Task prompt:
Give every line again exactly as it appears, please, but not the pictures.

Given entries:
------------------------------------------------------------

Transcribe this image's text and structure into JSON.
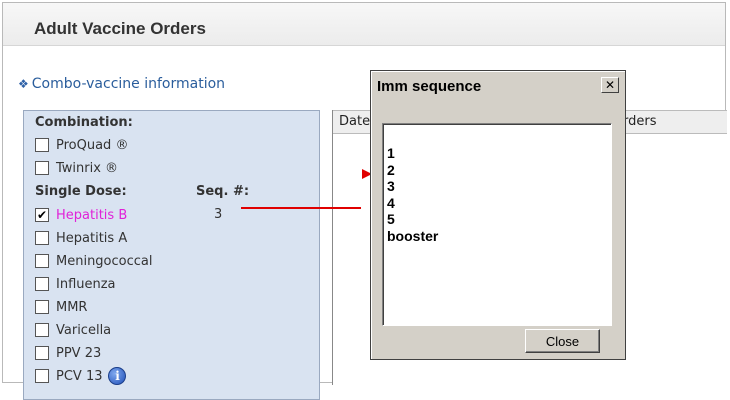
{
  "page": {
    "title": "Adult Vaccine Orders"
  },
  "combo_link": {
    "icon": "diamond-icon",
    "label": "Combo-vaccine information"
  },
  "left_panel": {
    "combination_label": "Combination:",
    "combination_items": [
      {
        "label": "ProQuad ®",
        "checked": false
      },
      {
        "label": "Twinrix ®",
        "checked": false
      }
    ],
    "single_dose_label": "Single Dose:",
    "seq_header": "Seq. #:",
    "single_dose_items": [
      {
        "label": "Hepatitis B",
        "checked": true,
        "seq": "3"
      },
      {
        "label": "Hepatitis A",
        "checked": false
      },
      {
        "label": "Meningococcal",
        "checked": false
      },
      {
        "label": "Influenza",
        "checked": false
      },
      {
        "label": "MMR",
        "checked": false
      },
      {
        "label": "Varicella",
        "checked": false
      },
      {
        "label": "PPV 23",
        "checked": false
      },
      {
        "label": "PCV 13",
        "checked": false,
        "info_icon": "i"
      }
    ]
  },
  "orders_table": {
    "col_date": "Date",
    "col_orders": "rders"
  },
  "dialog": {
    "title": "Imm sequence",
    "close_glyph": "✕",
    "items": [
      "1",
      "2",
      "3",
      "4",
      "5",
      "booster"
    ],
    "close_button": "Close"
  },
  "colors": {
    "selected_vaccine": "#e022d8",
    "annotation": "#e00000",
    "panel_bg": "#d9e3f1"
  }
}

------------------------------------------------------------

Task solution:
Transcribe this image's text and structure into JSON.
{
  "page": {
    "title": "Adult Vaccine Orders"
  },
  "combo_link": {
    "icon": "diamond-icon",
    "label": "Combo-vaccine information"
  },
  "left_panel": {
    "combination_label": "Combination:",
    "combination_items": [
      {
        "label": "ProQuad ®",
        "checked": false
      },
      {
        "label": "Twinrix ®",
        "checked": false
      }
    ],
    "single_dose_label": "Single Dose:",
    "seq_header": "Seq. #:",
    "single_dose_items": [
      {
        "label": "Hepatitis B",
        "checked": true,
        "seq": "3"
      },
      {
        "label": "Hepatitis A",
        "checked": false
      },
      {
        "label": "Meningococcal",
        "checked": false
      },
      {
        "label": "Influenza",
        "checked": false
      },
      {
        "label": "MMR",
        "checked": false
      },
      {
        "label": "Varicella",
        "checked": false
      },
      {
        "label": "PPV 23",
        "checked": false
      },
      {
        "label": "PCV 13",
        "checked": false,
        "info_icon": "i"
      }
    ]
  },
  "orders_table": {
    "col_date": "Date",
    "col_orders": "rders"
  },
  "dialog": {
    "title": "Imm sequence",
    "close_glyph": "✕",
    "items": [
      "1",
      "2",
      "3",
      "4",
      "5",
      "booster"
    ],
    "close_button": "Close"
  },
  "colors": {
    "selected_vaccine": "#e022d8",
    "annotation": "#e00000",
    "panel_bg": "#d9e3f1"
  }
}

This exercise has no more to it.